** START **

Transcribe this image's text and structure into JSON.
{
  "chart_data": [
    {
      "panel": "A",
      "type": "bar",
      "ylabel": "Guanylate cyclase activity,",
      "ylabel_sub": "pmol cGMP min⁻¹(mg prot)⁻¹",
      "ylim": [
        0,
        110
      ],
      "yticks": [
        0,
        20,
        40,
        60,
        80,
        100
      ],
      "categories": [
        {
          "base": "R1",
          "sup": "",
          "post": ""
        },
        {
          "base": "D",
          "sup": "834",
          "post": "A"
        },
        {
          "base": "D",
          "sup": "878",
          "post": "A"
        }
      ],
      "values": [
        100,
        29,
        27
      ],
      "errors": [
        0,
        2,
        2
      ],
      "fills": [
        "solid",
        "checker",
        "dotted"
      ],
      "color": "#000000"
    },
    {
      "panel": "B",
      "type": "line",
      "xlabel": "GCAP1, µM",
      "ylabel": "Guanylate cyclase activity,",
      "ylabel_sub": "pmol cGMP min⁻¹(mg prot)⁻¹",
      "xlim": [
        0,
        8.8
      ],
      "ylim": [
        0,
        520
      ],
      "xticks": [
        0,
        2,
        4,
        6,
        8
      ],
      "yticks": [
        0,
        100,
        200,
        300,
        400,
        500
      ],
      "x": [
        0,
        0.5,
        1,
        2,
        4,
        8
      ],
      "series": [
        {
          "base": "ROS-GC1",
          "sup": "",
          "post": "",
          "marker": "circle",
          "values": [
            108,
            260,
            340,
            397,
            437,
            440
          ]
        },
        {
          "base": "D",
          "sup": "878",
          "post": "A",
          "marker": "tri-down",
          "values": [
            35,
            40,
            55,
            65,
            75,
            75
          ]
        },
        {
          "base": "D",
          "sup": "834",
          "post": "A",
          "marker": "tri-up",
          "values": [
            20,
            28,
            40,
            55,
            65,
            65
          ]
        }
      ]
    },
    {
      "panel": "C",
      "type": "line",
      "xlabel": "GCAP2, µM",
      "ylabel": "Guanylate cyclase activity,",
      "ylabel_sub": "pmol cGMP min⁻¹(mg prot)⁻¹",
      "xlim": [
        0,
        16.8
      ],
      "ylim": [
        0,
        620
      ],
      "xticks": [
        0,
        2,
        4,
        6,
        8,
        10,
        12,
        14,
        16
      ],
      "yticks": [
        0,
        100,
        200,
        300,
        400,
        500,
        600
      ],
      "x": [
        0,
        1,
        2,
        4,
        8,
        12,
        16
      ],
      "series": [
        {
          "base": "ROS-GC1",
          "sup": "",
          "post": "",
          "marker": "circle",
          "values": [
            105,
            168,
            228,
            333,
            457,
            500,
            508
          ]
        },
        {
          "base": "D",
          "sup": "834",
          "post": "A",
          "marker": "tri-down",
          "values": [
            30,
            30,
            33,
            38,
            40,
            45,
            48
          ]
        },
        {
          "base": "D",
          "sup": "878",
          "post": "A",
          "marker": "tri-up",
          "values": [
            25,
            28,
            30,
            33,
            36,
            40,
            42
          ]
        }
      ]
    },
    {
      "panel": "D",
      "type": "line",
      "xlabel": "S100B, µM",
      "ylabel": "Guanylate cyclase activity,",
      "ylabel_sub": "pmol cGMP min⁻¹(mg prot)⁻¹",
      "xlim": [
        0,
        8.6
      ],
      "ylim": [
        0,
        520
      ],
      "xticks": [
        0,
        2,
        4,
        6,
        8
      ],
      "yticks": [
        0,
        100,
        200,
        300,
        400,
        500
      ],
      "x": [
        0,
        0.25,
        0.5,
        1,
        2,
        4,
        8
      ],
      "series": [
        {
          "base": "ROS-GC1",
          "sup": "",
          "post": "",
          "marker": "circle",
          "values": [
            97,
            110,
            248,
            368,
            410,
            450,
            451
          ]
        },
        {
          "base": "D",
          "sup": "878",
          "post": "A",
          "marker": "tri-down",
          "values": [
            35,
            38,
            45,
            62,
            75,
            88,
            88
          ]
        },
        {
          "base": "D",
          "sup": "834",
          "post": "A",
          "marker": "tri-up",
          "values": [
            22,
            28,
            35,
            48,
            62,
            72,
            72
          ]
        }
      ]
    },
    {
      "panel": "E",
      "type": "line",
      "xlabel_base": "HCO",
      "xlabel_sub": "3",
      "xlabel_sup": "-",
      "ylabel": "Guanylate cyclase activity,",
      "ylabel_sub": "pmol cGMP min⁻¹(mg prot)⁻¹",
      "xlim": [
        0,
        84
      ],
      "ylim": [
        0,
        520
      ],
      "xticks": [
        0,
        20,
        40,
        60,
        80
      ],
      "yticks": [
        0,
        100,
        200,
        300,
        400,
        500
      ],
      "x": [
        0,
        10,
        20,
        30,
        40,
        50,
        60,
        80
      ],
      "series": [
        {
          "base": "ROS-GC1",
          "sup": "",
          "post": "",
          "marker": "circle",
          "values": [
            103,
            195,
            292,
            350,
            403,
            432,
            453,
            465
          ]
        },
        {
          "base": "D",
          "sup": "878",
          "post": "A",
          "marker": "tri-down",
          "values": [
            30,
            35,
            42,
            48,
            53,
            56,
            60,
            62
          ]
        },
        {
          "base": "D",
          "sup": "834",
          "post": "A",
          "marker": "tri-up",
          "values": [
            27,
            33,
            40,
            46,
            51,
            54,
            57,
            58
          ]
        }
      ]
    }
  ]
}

** END **

DESCRIPTION OF THE TASK: Write the data back out verbatim.

EXERCISE SOLUTION:
Transcribe this image's text and structure into JSON.
{
  "chart_data": [
    {
      "panel": "A",
      "type": "bar",
      "ylabel": "Guanylate cyclase activity,",
      "ylabel_sub": "pmol cGMP min⁻¹(mg prot)⁻¹",
      "ylim": [
        0,
        110
      ],
      "yticks": [
        0,
        20,
        40,
        60,
        80,
        100
      ],
      "categories": [
        {
          "base": "R1",
          "sup": "",
          "post": ""
        },
        {
          "base": "D",
          "sup": "834",
          "post": "A"
        },
        {
          "base": "D",
          "sup": "878",
          "post": "A"
        }
      ],
      "values": [
        100,
        29,
        27
      ],
      "errors": [
        0,
        2,
        2
      ],
      "fills": [
        "solid",
        "checker",
        "dotted"
      ],
      "color": "#000000"
    },
    {
      "panel": "B",
      "type": "line",
      "xlabel": "GCAP1, µM",
      "ylabel": "Guanylate cyclase activity,",
      "ylabel_sub": "pmol cGMP min⁻¹(mg prot)⁻¹",
      "xlim": [
        0,
        8.8
      ],
      "ylim": [
        0,
        520
      ],
      "xticks": [
        0,
        2,
        4,
        6,
        8
      ],
      "yticks": [
        0,
        100,
        200,
        300,
        400,
        500
      ],
      "x": [
        0,
        0.5,
        1,
        2,
        4,
        8
      ],
      "series": [
        {
          "base": "ROS-GC1",
          "sup": "",
          "post": "",
          "marker": "circle",
          "values": [
            108,
            260,
            340,
            397,
            437,
            440
          ]
        },
        {
          "base": "D",
          "sup": "878",
          "post": "A",
          "marker": "tri-down",
          "values": [
            35,
            40,
            55,
            65,
            75,
            75
          ]
        },
        {
          "base": "D",
          "sup": "834",
          "post": "A",
          "marker": "tri-up",
          "values": [
            20,
            28,
            40,
            55,
            65,
            65
          ]
        }
      ]
    },
    {
      "panel": "C",
      "type": "line",
      "xlabel": "GCAP2, µM",
      "ylabel": "Guanylate cyclase activity,",
      "ylabel_sub": "pmol cGMP min⁻¹(mg prot)⁻¹",
      "xlim": [
        0,
        16.8
      ],
      "ylim": [
        0,
        620
      ],
      "xticks": [
        0,
        2,
        4,
        6,
        8,
        10,
        12,
        14,
        16
      ],
      "yticks": [
        0,
        100,
        200,
        300,
        400,
        500,
        600
      ],
      "x": [
        0,
        1,
        2,
        4,
        8,
        12,
        16
      ],
      "series": [
        {
          "base": "ROS-GC1",
          "sup": "",
          "post": "",
          "marker": "circle",
          "values": [
            105,
            168,
            228,
            333,
            457,
            500,
            508
          ]
        },
        {
          "base": "D",
          "sup": "834",
          "post": "A",
          "marker": "tri-down",
          "values": [
            30,
            30,
            33,
            38,
            40,
            45,
            48
          ]
        },
        {
          "base": "D",
          "sup": "878",
          "post": "A",
          "marker": "tri-up",
          "values": [
            25,
            28,
            30,
            33,
            36,
            40,
            42
          ]
        }
      ]
    },
    {
      "panel": "D",
      "type": "line",
      "xlabel": "S100B, µM",
      "ylabel": "Guanylate cyclase activity,",
      "ylabel_sub": "pmol cGMP min⁻¹(mg prot)⁻¹",
      "xlim": [
        0,
        8.6
      ],
      "ylim": [
        0,
        520
      ],
      "xticks": [
        0,
        2,
        4,
        6,
        8
      ],
      "yticks": [
        0,
        100,
        200,
        300,
        400,
        500
      ],
      "x": [
        0,
        0.25,
        0.5,
        1,
        2,
        4,
        8
      ],
      "series": [
        {
          "base": "ROS-GC1",
          "sup": "",
          "post": "",
          "marker": "circle",
          "values": [
            97,
            110,
            248,
            368,
            410,
            450,
            451
          ]
        },
        {
          "base": "D",
          "sup": "878",
          "post": "A",
          "marker": "tri-down",
          "values": [
            35,
            38,
            45,
            62,
            75,
            88,
            88
          ]
        },
        {
          "base": "D",
          "sup": "834",
          "post": "A",
          "marker": "tri-up",
          "values": [
            22,
            28,
            35,
            48,
            62,
            72,
            72
          ]
        }
      ]
    },
    {
      "panel": "E",
      "type": "line",
      "xlabel_base": "HCO",
      "xlabel_sub": "3",
      "xlabel_sup": "-",
      "ylabel": "Guanylate cyclase activity,",
      "ylabel_sub": "pmol cGMP min⁻¹(mg prot)⁻¹",
      "xlim": [
        0,
        84
      ],
      "ylim": [
        0,
        520
      ],
      "xticks": [
        0,
        20,
        40,
        60,
        80
      ],
      "yticks": [
        0,
        100,
        200,
        300,
        400,
        500
      ],
      "x": [
        0,
        10,
        20,
        30,
        40,
        50,
        60,
        80
      ],
      "series": [
        {
          "base": "ROS-GC1",
          "sup": "",
          "post": "",
          "marker": "circle",
          "values": [
            103,
            195,
            292,
            350,
            403,
            432,
            453,
            465
          ]
        },
        {
          "base": "D",
          "sup": "878",
          "post": "A",
          "marker": "tri-down",
          "values": [
            30,
            35,
            42,
            48,
            53,
            56,
            60,
            62
          ]
        },
        {
          "base": "D",
          "sup": "834",
          "post": "A",
          "marker": "tri-up",
          "values": [
            27,
            33,
            40,
            46,
            51,
            54,
            57,
            58
          ]
        }
      ]
    }
  ]
}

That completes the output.